Collected data

== == ==

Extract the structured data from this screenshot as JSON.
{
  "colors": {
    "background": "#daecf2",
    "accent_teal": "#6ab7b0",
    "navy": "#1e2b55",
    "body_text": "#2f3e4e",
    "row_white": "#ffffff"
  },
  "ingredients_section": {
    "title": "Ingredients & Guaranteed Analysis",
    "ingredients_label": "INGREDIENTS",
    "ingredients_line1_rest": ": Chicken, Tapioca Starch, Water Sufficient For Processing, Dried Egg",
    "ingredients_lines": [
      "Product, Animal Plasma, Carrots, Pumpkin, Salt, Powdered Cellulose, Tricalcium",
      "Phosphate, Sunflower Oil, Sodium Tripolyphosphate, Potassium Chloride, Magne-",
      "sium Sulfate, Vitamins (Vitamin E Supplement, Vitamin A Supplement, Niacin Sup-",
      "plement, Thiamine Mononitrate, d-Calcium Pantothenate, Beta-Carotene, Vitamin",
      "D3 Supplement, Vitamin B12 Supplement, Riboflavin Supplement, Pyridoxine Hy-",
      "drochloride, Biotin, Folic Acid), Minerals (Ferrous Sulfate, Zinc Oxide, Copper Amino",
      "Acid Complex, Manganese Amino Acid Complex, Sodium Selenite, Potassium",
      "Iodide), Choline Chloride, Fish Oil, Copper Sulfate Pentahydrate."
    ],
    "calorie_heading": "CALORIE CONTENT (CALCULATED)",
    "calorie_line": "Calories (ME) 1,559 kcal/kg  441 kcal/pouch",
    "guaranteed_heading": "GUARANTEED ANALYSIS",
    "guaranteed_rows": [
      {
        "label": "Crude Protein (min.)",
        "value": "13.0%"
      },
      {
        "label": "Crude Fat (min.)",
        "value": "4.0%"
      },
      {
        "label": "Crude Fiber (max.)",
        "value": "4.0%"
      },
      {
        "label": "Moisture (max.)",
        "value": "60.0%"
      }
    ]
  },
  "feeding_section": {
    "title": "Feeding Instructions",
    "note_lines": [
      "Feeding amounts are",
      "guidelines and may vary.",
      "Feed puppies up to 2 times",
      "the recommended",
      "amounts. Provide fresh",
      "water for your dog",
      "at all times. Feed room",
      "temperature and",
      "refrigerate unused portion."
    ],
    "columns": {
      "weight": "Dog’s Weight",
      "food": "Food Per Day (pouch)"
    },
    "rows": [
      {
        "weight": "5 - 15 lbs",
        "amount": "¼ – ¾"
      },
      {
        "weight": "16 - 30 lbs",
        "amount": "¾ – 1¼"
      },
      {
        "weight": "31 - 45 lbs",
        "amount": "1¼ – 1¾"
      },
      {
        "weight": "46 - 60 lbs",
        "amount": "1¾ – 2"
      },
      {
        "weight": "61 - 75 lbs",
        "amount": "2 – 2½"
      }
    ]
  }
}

== == ==

Exercise description -> Please give an exact copy of every entry.

Written answer ->
Extract the structured data from this screenshot as JSON.
{
  "colors": {
    "background": "#daecf2",
    "accent_teal": "#6ab7b0",
    "navy": "#1e2b55",
    "body_text": "#2f3e4e",
    "row_white": "#ffffff"
  },
  "ingredients_section": {
    "title": "Ingredients & Guaranteed Analysis",
    "ingredients_label": "INGREDIENTS",
    "ingredients_line1_rest": ": Chicken, Tapioca Starch, Water Sufficient For Processing, Dried Egg",
    "ingredients_lines": [
      "Product, Animal Plasma, Carrots, Pumpkin, Salt, Powdered Cellulose, Tricalcium",
      "Phosphate, Sunflower Oil, Sodium Tripolyphosphate, Potassium Chloride, Magne-",
      "sium Sulfate, Vitamins (Vitamin E Supplement, Vitamin A Supplement, Niacin Sup-",
      "plement, Thiamine Mononitrate, d-Calcium Pantothenate, Beta-Carotene, Vitamin",
      "D3 Supplement, Vitamin B12 Supplement, Riboflavin Supplement, Pyridoxine Hy-",
      "drochloride, Biotin, Folic Acid), Minerals (Ferrous Sulfate, Zinc Oxide, Copper Amino",
      "Acid Complex, Manganese Amino Acid Complex, Sodium Selenite, Potassium",
      "Iodide), Choline Chloride, Fish Oil, Copper Sulfate Pentahydrate."
    ],
    "calorie_heading": "CALORIE CONTENT (CALCULATED)",
    "calorie_line": "Calories (ME) 1,559 kcal/kg  441 kcal/pouch",
    "guaranteed_heading": "GUARANTEED ANALYSIS",
    "guaranteed_rows": [
      {
        "label": "Crude Protein (min.)",
        "value": "13.0%"
      },
      {
        "label": "Crude Fat (min.)",
        "value": "4.0%"
      },
      {
        "label": "Crude Fiber (max.)",
        "value": "4.0%"
      },
      {
        "label": "Moisture (max.)",
        "value": "60.0%"
      }
    ]
  },
  "feeding_section": {
    "title": "Feeding Instructions",
    "note_lines": [
      "Feeding amounts are",
      "guidelines and may vary.",
      "Feed puppies up to 2 times",
      "the recommended",
      "amounts. Provide fresh",
      "water for your dog",
      "at all times. Feed room",
      "temperature and",
      "refrigerate unused portion."
    ],
    "columns": {
      "weight": "Dog’s Weight",
      "food": "Food Per Day (pouch)"
    },
    "rows": [
      {
        "weight": "5 - 15 lbs",
        "amount": "¼ – ¾"
      },
      {
        "weight": "16 - 30 lbs",
        "amount": "¾ – 1¼"
      },
      {
        "weight": "31 - 45 lbs",
        "amount": "1¼ – 1¾"
      },
      {
        "weight": "46 - 60 lbs",
        "amount": "1¾ – 2"
      },
      {
        "weight": "61 - 75 lbs",
        "amount": "2 – 2½"
      }
    ]
  }
}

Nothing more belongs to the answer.